The task:
From the listing, collect all lines containing the word "text".

Material to process:
====
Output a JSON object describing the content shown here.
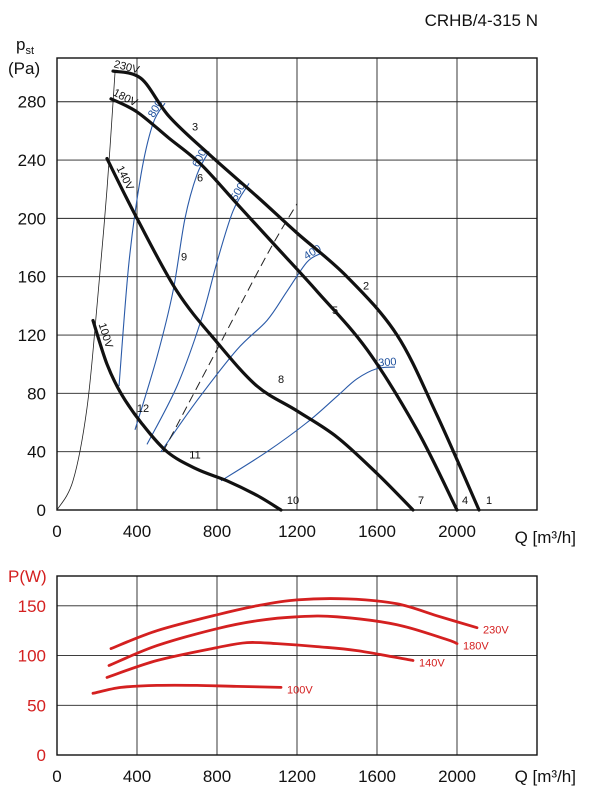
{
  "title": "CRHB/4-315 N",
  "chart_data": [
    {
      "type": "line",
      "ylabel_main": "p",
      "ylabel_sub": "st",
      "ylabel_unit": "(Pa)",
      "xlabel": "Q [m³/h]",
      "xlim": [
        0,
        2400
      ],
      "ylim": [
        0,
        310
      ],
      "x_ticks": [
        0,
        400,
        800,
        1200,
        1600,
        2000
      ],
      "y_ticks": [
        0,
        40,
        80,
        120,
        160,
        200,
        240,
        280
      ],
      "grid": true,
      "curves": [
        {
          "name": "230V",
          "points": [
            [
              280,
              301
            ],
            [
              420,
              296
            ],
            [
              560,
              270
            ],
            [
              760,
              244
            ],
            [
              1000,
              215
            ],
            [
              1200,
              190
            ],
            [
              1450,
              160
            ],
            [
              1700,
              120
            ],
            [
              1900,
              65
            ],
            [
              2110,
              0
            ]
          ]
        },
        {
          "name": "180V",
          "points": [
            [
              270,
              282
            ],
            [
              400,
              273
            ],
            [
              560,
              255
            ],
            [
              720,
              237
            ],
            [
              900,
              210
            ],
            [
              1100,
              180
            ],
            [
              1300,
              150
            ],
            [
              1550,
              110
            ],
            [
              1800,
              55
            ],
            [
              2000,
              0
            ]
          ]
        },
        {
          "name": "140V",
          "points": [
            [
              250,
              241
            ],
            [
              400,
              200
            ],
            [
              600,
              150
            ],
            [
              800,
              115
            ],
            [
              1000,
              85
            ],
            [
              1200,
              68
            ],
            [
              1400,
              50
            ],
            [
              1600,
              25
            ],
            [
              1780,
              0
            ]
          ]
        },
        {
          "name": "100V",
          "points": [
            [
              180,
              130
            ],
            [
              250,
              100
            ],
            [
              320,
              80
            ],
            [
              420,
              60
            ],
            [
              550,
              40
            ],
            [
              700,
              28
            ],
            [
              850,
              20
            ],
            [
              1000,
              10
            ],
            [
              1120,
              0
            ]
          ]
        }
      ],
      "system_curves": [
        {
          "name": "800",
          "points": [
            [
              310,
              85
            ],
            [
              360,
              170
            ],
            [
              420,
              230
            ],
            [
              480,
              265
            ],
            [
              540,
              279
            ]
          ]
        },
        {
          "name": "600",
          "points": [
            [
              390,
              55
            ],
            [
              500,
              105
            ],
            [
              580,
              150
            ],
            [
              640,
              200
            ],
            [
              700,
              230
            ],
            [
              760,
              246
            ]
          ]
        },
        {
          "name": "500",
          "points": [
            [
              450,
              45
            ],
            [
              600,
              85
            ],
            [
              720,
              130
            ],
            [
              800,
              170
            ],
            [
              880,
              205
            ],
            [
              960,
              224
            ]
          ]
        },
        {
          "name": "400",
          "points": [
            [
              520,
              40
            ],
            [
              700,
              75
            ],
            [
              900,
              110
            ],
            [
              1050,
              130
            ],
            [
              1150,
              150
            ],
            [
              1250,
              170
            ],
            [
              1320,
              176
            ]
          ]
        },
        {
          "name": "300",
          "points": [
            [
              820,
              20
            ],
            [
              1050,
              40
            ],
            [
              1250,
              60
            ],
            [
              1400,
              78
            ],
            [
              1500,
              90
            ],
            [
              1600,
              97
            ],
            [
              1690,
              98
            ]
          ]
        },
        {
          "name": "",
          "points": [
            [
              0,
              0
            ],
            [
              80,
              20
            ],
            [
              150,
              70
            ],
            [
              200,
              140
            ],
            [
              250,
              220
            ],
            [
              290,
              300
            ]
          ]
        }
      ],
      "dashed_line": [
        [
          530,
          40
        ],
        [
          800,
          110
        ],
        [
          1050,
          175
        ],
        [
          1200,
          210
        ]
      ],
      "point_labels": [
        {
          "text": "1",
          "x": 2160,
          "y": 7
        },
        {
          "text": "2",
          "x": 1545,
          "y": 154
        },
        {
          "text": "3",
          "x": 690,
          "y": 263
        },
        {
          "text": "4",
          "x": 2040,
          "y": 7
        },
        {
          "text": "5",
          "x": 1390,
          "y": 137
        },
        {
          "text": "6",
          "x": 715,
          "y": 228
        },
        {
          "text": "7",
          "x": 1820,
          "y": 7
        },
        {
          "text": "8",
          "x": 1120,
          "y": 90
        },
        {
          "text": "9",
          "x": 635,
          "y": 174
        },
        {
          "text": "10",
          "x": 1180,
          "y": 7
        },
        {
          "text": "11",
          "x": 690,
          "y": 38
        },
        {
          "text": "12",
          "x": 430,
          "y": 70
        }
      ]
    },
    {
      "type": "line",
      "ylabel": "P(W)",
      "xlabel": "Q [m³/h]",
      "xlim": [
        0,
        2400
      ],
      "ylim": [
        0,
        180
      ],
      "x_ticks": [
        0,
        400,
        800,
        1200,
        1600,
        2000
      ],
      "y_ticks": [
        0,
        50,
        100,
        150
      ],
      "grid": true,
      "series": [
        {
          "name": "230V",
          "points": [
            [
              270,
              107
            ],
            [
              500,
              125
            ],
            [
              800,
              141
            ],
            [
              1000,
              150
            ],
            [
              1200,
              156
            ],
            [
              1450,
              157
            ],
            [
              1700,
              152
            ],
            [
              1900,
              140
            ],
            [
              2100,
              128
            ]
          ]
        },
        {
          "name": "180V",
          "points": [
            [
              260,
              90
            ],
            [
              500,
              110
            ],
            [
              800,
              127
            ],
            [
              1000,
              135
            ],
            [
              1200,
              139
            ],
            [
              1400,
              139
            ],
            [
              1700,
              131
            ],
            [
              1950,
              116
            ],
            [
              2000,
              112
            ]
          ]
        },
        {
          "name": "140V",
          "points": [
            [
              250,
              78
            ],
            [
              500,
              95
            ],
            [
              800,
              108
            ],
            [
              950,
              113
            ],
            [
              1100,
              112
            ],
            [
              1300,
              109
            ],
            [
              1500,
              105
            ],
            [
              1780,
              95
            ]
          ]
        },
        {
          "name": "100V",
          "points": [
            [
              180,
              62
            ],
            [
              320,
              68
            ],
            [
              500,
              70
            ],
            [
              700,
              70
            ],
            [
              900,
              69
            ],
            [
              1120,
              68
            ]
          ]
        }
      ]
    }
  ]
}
====
Answer for this exercise:
          "text": "1",
          "text": "2",
          "text": "3",
          "text": "4",
          "text": "5",
          "text": "6",
          "text": "7",
          "text": "8",
          "text": "9",
          "text": "10",
          "text": "11",
          "text": "12",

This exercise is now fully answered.